**STATED GOAL**
Extract every line from the records below that contains the word "History".

_ _ _

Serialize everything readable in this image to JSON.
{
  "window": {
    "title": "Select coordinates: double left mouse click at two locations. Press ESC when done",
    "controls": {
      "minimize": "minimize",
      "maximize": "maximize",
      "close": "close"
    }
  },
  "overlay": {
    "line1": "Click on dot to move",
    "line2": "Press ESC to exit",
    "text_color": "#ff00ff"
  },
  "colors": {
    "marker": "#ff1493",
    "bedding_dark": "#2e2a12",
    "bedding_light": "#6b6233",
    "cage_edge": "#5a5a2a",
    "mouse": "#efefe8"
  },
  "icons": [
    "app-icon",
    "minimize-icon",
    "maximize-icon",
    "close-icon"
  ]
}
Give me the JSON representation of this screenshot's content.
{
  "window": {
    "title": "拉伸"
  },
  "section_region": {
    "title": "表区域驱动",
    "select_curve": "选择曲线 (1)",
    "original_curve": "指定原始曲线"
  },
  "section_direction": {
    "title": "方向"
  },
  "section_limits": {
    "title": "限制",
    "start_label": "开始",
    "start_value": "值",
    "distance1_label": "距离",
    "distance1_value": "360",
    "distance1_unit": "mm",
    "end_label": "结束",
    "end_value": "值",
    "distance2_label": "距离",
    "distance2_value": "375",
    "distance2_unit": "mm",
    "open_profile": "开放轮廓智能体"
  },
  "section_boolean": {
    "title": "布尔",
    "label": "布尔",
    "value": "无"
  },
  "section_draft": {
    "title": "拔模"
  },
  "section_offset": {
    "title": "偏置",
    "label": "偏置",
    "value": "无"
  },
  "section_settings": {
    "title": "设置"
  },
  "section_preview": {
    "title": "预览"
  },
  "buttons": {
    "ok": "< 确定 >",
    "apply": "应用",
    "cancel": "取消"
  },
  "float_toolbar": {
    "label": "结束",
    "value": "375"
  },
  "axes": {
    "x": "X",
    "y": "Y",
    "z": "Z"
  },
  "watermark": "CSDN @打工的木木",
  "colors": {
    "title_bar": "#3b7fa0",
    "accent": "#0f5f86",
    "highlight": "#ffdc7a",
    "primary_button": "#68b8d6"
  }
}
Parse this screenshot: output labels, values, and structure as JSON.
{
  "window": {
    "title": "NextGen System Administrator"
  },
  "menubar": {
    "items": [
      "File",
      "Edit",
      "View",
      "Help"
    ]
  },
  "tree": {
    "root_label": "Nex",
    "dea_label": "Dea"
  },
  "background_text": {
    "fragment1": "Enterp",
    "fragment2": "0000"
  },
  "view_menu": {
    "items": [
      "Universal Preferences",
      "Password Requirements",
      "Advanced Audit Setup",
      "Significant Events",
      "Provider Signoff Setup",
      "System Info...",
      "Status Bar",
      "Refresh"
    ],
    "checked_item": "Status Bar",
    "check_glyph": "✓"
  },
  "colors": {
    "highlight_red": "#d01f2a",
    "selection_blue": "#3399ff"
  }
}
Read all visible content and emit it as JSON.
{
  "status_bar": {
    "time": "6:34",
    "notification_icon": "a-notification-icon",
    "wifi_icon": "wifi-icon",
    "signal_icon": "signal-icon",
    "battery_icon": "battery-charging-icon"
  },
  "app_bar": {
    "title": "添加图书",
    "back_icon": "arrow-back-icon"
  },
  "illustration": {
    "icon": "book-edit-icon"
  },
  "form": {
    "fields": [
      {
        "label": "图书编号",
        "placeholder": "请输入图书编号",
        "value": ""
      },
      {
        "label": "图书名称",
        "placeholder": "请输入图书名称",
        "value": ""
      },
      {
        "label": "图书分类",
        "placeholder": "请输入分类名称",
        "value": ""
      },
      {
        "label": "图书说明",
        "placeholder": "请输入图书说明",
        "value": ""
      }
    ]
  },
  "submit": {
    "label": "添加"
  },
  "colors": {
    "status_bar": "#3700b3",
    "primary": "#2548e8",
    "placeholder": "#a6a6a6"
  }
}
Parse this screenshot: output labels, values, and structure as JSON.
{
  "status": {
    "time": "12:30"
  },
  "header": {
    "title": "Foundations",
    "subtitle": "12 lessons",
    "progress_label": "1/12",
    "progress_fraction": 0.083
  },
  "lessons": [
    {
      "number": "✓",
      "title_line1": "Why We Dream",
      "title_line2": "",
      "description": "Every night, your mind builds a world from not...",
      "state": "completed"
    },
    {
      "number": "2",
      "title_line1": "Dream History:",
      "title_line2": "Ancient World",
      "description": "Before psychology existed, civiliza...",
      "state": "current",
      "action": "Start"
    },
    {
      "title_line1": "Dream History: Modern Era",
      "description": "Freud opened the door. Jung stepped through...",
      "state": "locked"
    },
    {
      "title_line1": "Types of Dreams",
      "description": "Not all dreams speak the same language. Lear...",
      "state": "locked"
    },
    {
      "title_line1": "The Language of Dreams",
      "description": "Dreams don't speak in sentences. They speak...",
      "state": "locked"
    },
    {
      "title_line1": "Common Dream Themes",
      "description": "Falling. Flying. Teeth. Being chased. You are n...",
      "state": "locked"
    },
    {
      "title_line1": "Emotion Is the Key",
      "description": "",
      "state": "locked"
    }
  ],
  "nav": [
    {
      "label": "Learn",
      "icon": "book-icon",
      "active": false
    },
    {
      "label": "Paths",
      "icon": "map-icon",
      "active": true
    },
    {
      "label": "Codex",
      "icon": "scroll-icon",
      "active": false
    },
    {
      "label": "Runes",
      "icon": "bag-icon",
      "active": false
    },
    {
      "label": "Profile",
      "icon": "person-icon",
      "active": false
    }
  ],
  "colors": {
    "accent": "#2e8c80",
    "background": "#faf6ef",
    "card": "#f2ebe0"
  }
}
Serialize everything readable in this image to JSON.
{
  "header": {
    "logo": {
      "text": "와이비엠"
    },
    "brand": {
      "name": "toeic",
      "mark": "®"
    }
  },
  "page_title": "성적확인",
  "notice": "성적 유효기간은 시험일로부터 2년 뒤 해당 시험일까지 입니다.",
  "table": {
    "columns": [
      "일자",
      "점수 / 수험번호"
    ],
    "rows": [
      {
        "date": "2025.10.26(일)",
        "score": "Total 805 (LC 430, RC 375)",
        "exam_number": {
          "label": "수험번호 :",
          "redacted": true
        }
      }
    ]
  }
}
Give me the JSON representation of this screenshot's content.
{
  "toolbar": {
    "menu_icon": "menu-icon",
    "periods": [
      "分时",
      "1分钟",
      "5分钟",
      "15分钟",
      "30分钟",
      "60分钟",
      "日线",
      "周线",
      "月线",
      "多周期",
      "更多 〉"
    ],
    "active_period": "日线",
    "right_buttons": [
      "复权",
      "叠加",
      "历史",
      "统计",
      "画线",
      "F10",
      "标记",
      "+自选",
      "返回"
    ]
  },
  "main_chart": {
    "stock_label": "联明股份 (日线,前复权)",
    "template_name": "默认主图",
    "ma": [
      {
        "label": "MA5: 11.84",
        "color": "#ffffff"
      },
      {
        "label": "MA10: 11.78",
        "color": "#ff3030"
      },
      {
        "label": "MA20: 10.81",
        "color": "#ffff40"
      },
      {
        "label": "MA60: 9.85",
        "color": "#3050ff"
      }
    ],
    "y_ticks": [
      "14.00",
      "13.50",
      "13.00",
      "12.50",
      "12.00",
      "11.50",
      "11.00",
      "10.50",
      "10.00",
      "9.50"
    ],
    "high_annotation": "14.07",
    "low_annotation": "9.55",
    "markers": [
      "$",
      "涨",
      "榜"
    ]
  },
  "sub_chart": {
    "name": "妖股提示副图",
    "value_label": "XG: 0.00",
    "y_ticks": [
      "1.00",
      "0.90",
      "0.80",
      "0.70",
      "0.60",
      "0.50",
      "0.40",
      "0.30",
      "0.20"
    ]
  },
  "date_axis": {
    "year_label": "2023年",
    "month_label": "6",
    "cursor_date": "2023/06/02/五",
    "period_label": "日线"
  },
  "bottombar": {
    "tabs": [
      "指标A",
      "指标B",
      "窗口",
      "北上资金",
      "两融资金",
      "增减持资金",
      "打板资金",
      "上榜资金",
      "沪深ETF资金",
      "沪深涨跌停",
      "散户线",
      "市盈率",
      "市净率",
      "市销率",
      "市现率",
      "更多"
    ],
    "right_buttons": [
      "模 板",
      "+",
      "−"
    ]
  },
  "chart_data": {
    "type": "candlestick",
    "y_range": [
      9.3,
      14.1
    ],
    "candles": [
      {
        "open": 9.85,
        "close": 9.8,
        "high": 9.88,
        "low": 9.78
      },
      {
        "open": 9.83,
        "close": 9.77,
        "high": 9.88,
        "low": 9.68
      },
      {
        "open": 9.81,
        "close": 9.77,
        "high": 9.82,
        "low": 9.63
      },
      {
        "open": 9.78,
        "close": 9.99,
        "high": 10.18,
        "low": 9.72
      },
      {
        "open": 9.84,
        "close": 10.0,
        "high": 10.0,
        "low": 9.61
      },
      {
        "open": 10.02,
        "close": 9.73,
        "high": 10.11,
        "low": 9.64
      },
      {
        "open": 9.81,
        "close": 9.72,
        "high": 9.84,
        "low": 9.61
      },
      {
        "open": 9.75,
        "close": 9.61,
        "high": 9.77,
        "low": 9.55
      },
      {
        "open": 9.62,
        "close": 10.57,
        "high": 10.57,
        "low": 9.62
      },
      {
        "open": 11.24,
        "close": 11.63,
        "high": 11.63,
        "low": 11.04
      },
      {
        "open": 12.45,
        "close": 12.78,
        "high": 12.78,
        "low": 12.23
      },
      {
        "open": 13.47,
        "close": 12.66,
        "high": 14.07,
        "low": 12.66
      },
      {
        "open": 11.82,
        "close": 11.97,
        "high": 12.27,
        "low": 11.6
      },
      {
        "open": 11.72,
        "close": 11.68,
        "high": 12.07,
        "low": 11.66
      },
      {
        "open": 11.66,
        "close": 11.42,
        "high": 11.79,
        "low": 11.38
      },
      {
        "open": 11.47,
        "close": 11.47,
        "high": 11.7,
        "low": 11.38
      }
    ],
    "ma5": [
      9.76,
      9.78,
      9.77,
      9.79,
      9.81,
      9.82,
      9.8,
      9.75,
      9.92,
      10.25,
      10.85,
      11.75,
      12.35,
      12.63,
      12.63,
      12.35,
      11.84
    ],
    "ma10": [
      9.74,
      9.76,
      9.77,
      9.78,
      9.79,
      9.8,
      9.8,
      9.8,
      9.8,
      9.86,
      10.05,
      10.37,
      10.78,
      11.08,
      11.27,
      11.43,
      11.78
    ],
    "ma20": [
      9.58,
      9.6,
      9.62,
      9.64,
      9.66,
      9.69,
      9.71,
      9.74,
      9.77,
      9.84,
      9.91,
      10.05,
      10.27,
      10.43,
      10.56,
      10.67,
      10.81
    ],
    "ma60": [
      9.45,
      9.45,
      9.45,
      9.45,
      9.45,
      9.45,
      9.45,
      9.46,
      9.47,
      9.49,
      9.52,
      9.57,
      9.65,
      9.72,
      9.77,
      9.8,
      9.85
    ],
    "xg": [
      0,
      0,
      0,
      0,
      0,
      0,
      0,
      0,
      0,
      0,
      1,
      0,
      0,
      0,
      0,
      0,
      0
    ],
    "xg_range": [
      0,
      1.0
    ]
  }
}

_ _ _

**REPLY TO THE EXERCISE**
      "title_line1": "Dream History:",
      "title_line1": "Dream History: Modern Era",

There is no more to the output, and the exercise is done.